I've decided to quit the project. I'm not doing this out of anger or resentment, though I do have a bit of both. This has been long thought out and planned for over a year. I've lost interest in the project, mostly in being an admin. I don't feel I can turn in the admin hat without the issues I was involved in as an admin not haunting me and paying me special visits. I'd rather just call it a day completely. I love this project, I love it's idea, and I love it's spirit. Thank you all for being great friends and sharing a great ideal. For the most part, my experience on this has been very positive.
I don't know that I've achieved much of anything lasting here. Many of my contributions could be described as a MMORPG style participation. I was active in ANI and AN, enforcing discretionary sanctions, closing RFCs, ect. I spent some time closing AFDs, doing CSDs, patrolling UAA, but none of that lasted longer than six months. At my RfA I said I'd fight deletion and UAA backlogs and I don't think I did any of that well. I lost stamina early. I haven't been an admin in anything other than name for a very long time. I average perhaps five tool actions per month for over a year with the exception of a hour here and there of "I'm going to try to make a difference today" in some backlog. So, as an admin, I'm not sure I did my part. Perhaps my biggest achievement as an admin is in finding other potential candidates to encourage to run. I'm happy that those people were successful and I'm sorry for what the hell I've encouraged them to volunteer for.

> [Required tasks]
(1) Duplicate the resignation statement, starting with "I've decided to" and going on through "been very positive.".
(2) According to the resignation statement, how long had the decision to quit been planned?
The data that follows is separate material from the resignation statement.

> [Given information]
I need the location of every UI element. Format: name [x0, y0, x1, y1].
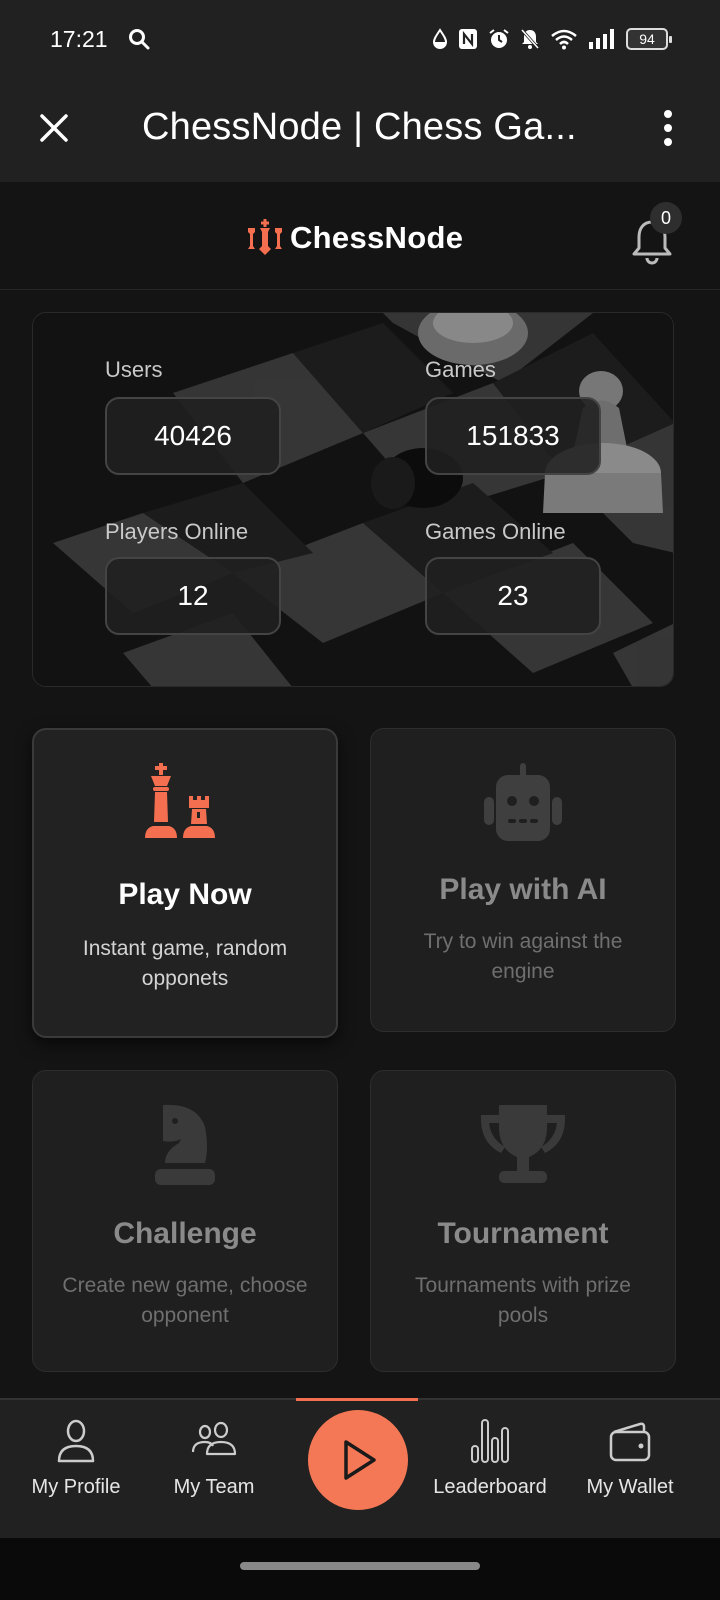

> [Solutions to each task]
(1)
I've decided to quit the project. I'm not doing this out of anger or resentment, though I do have a bit of both. This has been long thought out and planned for over a year. I've lost interest in the project, mostly in being an admin. I don't feel I can turn in the admin hat without the issues I was involved in as an admin not haunting me and paying me special visits. I'd rather just call it a day completely. I love this project, I love it's idea, and I love it's spirit. Thank you all for being great friends and sharing a great ideal. For the most part, my experience on this has been very positive.

(2) For over a year.